Extracted records

———

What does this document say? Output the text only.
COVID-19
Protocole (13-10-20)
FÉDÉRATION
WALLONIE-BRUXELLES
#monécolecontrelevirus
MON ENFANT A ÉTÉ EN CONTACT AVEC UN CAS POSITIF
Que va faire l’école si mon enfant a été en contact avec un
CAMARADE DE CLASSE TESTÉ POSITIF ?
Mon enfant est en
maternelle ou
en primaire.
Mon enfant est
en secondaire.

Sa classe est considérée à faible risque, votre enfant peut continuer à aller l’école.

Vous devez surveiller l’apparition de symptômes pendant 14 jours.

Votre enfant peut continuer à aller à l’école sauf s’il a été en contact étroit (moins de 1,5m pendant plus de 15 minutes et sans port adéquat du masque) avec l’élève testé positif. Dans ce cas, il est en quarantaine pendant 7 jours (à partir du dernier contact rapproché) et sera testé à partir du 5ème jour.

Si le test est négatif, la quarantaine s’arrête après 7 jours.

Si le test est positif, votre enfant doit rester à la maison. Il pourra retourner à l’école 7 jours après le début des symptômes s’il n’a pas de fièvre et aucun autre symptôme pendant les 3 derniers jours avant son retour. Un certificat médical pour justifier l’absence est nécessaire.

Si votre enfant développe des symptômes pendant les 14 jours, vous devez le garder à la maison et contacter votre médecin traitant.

———

- What is needed:
The response should be an exact copy of all the records above.

- Response below:
What does this document say? Output the text only.
COVID-19
Protocole (13-10-20)
FÉDÉRATION
WALLONIE-BRUXELLES
#monécolecontrelevirus
MON ENFANT A ÉTÉ EN CONTACT AVEC UN CAS POSITIF
Que va faire l’école si mon enfant a été en contact avec un
CAMARADE DE CLASSE TESTÉ POSITIF ?
Mon enfant est en
maternelle ou
en primaire.
Mon enfant est
en secondaire.

Sa classe est considérée à faible risque, votre enfant peut continuer à aller l’école.

Vous devez surveiller l’apparition de symptômes pendant 14 jours.

Votre enfant peut continuer à aller à l’école sauf s’il a été en contact étroit (moins de 1,5m pendant plus de 15 minutes et sans port adéquat du masque) avec l’élève testé positif. Dans ce cas, il est en quarantaine pendant 7 jours (à partir du dernier contact rapproché) et sera testé à partir du 5ème jour.

Si le test est négatif, la quarantaine s’arrête après 7 jours.

Si le test est positif, votre enfant doit rester à la maison. Il pourra retourner à l’école 7 jours après le début des symptômes s’il n’a pas de fièvre et aucun autre symptôme pendant les 3 derniers jours avant son retour. Un certificat médical pour justifier l’absence est nécessaire.

Si votre enfant développe des symptômes pendant les 14 jours, vous devez le garder à la maison et contacter votre médecin traitant.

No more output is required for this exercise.